» **Task prompt**
Copy out the material below in full, but not its images.

» **Records for the exercise**
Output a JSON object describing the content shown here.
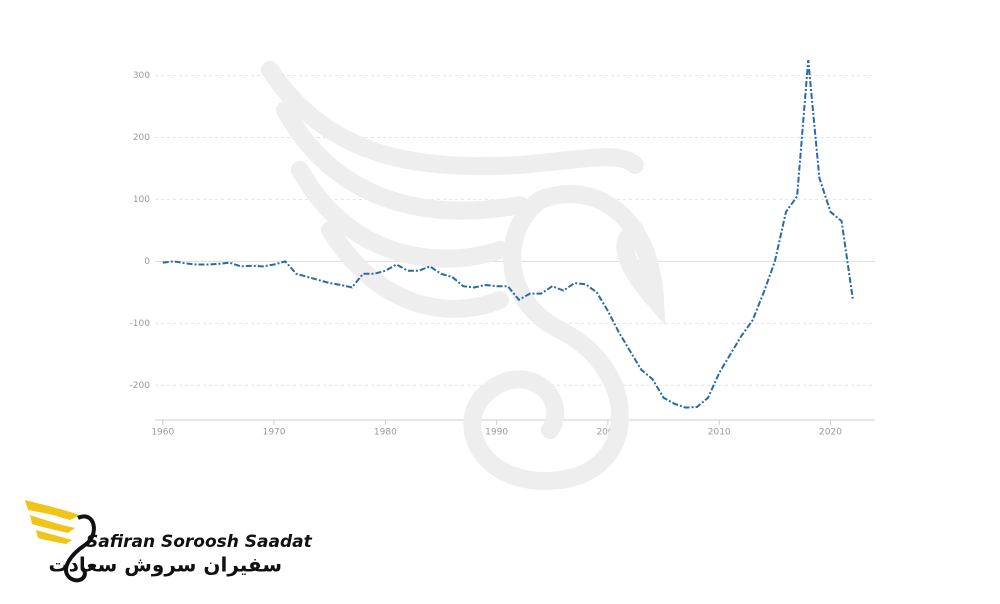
{
  "chart_data": {
    "type": "line",
    "x": [
      1960,
      1961,
      1962,
      1963,
      1964,
      1965,
      1966,
      1967,
      1968,
      1969,
      1970,
      1971,
      1972,
      1973,
      1974,
      1975,
      1976,
      1977,
      1978,
      1979,
      1980,
      1981,
      1982,
      1983,
      1984,
      1985,
      1986,
      1987,
      1988,
      1989,
      1990,
      1991,
      1992,
      1993,
      1994,
      1995,
      1996,
      1997,
      1998,
      1999,
      2000,
      2001,
      2002,
      2003,
      2004,
      2005,
      2006,
      2007,
      2008,
      2009,
      2010,
      2011,
      2012,
      2013,
      2014,
      2015,
      2016,
      2017,
      2018,
      2019,
      2020,
      2021,
      2022
    ],
    "series": [
      {
        "color": "#2a6aa3",
        "values": [
          -2,
          0,
          -3,
          -5,
          -5,
          -4,
          -2,
          -8,
          -7,
          -8,
          -5,
          0,
          -20,
          -25,
          -30,
          -35,
          -38,
          -42,
          -20,
          -20,
          -15,
          -5,
          -15,
          -15,
          -8,
          -20,
          -25,
          -40,
          -42,
          -38,
          -40,
          -40,
          -62,
          -52,
          -52,
          -40,
          -47,
          -35,
          -37,
          -50,
          -80,
          -115,
          -145,
          -175,
          -190,
          -220,
          -230,
          -236,
          -235,
          -220,
          -180,
          -150,
          -120,
          -95,
          -50,
          0,
          80,
          105,
          325,
          135,
          80,
          65,
          -60
        ]
      }
    ],
    "xlim": [
      1959.3,
      2024
    ],
    "ylim": [
      -256,
      330
    ],
    "xticks": [
      1960,
      1970,
      1980,
      1990,
      2000,
      2010,
      2020
    ],
    "yticks": [
      -200,
      -100,
      0,
      100,
      200,
      300
    ],
    "grid": true
  },
  "logo": {
    "name": "Safiran Soroosh Saadat",
    "name_fa": "سفیران سروش سعادت"
  }
}
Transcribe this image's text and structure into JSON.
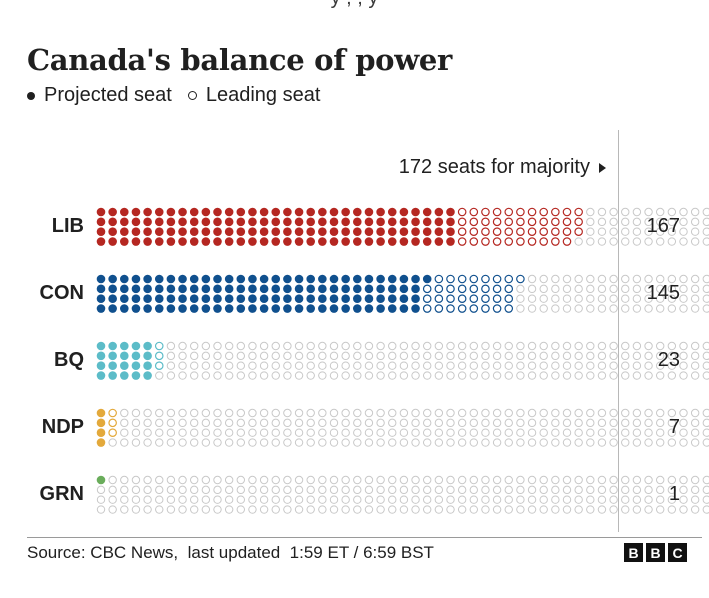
{
  "header": {
    "cut_text": "y                    ,                    ,        y",
    "title": "Canada's balance of power",
    "legend_projected": "Projected seat",
    "legend_leading": "Leading seat"
  },
  "majority_label": "172 seats for majority",
  "chart_data": {
    "type": "waffle",
    "title": "Canada's balance of power",
    "total_seats": 343,
    "majority": 172,
    "legend": [
      "Projected seat",
      "Leading seat"
    ],
    "series": [
      {
        "party": "LIB",
        "seats": 167,
        "projected": 124,
        "leading": 43,
        "color": "#b52721"
      },
      {
        "party": "CON",
        "seats": 145,
        "projected": 113,
        "leading": 32,
        "color": "#10508e"
      },
      {
        "party": "BQ",
        "seats": 23,
        "projected": 20,
        "leading": 3,
        "color": "#5cbcc8"
      },
      {
        "party": "NDP",
        "seats": 7,
        "projected": 4,
        "leading": 3,
        "color": "#e3a93b"
      },
      {
        "party": "GRN",
        "seats": 1,
        "projected": 1,
        "leading": 0,
        "color": "#6aad5b"
      }
    ],
    "empty_color": "#c8c8c8"
  },
  "footer": {
    "source": "Source: CBC News,  last updated  1:59 ET / 6:59 BST",
    "logo_letters": [
      "B",
      "B",
      "C"
    ]
  }
}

» **Written reply**
Output a JSON object describing the content shown here.
{
  "chart_data": {
    "type": "line",
    "x": [
      1960,
      1961,
      1962,
      1963,
      1964,
      1965,
      1966,
      1967,
      1968,
      1969,
      1970,
      1971,
      1972,
      1973,
      1974,
      1975,
      1976,
      1977,
      1978,
      1979,
      1980,
      1981,
      1982,
      1983,
      1984,
      1985,
      1986,
      1987,
      1988,
      1989,
      1990,
      1991,
      1992,
      1993,
      1994,
      1995,
      1996,
      1997,
      1998,
      1999,
      2000,
      2001,
      2002,
      2003,
      2004,
      2005,
      2006,
      2007,
      2008,
      2009,
      2010,
      2011,
      2012,
      2013,
      2014,
      2015,
      2016,
      2017,
      2018,
      2019,
      2020,
      2021,
      2022
    ],
    "series": [
      {
        "color": "#2a6aa3",
        "values": [
          -2,
          0,
          -3,
          -5,
          -5,
          -4,
          -2,
          -8,
          -7,
          -8,
          -5,
          0,
          -20,
          -25,
          -30,
          -35,
          -38,
          -42,
          -20,
          -20,
          -15,
          -5,
          -15,
          -15,
          -8,
          -20,
          -25,
          -40,
          -42,
          -38,
          -40,
          -40,
          -62,
          -52,
          -52,
          -40,
          -47,
          -35,
          -37,
          -50,
          -80,
          -115,
          -145,
          -175,
          -190,
          -220,
          -230,
          -236,
          -235,
          -220,
          -180,
          -150,
          -120,
          -95,
          -50,
          0,
          80,
          105,
          325,
          135,
          80,
          65,
          -60
        ]
      }
    ],
    "xlim": [
      1959.3,
      2024
    ],
    "ylim": [
      -256,
      330
    ],
    "xticks": [
      1960,
      1970,
      1980,
      1990,
      2000,
      2010,
      2020
    ],
    "yticks": [
      -200,
      -100,
      0,
      100,
      200,
      300
    ],
    "grid": true
  },
  "logo": {
    "name": "Safiran Soroosh Saadat",
    "name_fa": "سفیران سروش سعادت"
  }
}
Transcribe this image's text and structure into JSON.
{
  "header": {
    "cut_text": "y                    ,                    ,        y",
    "title": "Canada's balance of power",
    "legend_projected": "Projected seat",
    "legend_leading": "Leading seat"
  },
  "majority_label": "172 seats for majority",
  "chart_data": {
    "type": "waffle",
    "title": "Canada's balance of power",
    "total_seats": 343,
    "majority": 172,
    "legend": [
      "Projected seat",
      "Leading seat"
    ],
    "series": [
      {
        "party": "LIB",
        "seats": 167,
        "projected": 124,
        "leading": 43,
        "color": "#b52721"
      },
      {
        "party": "CON",
        "seats": 145,
        "projected": 113,
        "leading": 32,
        "color": "#10508e"
      },
      {
        "party": "BQ",
        "seats": 23,
        "projected": 20,
        "leading": 3,
        "color": "#5cbcc8"
      },
      {
        "party": "NDP",
        "seats": 7,
        "projected": 4,
        "leading": 3,
        "color": "#e3a93b"
      },
      {
        "party": "GRN",
        "seats": 1,
        "projected": 1,
        "leading": 0,
        "color": "#6aad5b"
      }
    ],
    "empty_color": "#c8c8c8"
  },
  "footer": {
    "source": "Source: CBC News,  last updated  1:59 ET / 6:59 BST",
    "logo_letters": [
      "B",
      "B",
      "C"
    ]
  }
}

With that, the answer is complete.